* _Problem details_
Locate every line in the material below that has the word "manual". Copy each of those lines.

* _Source records_
§ §
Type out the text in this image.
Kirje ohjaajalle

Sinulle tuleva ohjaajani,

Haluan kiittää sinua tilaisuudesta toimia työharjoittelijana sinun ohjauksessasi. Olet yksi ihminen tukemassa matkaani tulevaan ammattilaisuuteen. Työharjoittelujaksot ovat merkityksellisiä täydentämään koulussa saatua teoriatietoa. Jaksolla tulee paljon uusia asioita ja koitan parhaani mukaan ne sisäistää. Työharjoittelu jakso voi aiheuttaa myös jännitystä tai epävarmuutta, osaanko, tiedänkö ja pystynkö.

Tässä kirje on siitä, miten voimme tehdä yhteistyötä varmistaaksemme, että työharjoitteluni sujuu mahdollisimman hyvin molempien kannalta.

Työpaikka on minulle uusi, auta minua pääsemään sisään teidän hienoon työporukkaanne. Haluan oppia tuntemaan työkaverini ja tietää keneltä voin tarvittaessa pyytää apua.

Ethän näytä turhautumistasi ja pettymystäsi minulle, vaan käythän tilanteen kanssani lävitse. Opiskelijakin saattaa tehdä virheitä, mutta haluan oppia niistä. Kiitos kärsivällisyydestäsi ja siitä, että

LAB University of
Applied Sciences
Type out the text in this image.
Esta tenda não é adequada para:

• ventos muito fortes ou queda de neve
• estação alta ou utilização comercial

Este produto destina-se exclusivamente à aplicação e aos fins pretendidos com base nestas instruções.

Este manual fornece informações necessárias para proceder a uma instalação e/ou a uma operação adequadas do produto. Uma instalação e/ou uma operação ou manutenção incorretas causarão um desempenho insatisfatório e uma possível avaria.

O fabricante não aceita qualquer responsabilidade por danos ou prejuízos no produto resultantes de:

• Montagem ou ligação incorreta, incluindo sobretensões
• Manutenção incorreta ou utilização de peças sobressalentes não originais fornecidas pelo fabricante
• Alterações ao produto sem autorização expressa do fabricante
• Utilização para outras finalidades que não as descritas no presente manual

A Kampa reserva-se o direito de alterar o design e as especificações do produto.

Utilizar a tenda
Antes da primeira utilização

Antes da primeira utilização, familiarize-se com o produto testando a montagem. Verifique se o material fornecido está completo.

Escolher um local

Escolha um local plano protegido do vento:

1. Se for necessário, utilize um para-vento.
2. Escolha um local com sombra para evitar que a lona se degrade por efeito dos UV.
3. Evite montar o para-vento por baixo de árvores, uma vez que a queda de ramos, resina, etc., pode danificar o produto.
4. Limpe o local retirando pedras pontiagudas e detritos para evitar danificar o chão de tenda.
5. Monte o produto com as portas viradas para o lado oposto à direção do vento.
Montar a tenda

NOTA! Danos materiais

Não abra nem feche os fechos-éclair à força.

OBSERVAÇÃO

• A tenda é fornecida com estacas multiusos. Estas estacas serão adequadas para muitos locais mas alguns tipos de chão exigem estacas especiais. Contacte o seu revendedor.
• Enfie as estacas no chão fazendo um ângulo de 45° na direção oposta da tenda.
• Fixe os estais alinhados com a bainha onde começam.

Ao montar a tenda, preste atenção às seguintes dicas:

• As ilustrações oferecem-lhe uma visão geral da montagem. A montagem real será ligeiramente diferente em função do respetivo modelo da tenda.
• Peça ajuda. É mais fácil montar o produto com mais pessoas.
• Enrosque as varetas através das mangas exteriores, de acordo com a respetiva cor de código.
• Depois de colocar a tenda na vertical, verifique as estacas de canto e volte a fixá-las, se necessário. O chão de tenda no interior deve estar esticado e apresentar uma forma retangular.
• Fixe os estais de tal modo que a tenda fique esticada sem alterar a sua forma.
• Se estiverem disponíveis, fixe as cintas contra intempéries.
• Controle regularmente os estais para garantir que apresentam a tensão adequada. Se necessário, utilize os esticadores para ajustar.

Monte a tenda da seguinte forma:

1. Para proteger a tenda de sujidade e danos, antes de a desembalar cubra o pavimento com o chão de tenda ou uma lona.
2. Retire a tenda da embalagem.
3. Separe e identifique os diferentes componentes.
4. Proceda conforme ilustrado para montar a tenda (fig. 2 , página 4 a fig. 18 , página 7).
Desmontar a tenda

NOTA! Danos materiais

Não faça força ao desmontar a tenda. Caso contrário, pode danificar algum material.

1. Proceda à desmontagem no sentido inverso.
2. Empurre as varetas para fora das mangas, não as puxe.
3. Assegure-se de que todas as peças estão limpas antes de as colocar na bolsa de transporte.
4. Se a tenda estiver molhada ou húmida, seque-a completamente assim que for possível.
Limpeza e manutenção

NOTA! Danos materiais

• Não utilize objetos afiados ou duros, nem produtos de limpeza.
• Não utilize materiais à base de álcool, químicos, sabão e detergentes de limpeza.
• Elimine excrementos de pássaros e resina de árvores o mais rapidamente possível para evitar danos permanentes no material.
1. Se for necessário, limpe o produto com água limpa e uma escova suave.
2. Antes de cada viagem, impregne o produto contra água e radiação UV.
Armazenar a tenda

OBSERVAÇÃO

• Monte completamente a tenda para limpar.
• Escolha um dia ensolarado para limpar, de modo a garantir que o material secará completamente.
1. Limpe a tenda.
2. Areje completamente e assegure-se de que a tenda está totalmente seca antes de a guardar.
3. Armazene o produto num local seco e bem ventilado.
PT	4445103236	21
§ §
* _Written solution_
Este manual fornece informações necessárias para proceder a uma instalação e/ou a uma operação adequadas do produto. Uma instalação e/ou uma operação ou manutenção incorretas causarão um desempenho insatisfatório e uma possível avaria.
• Utilização para outras finalidades que não as descritas no presente manual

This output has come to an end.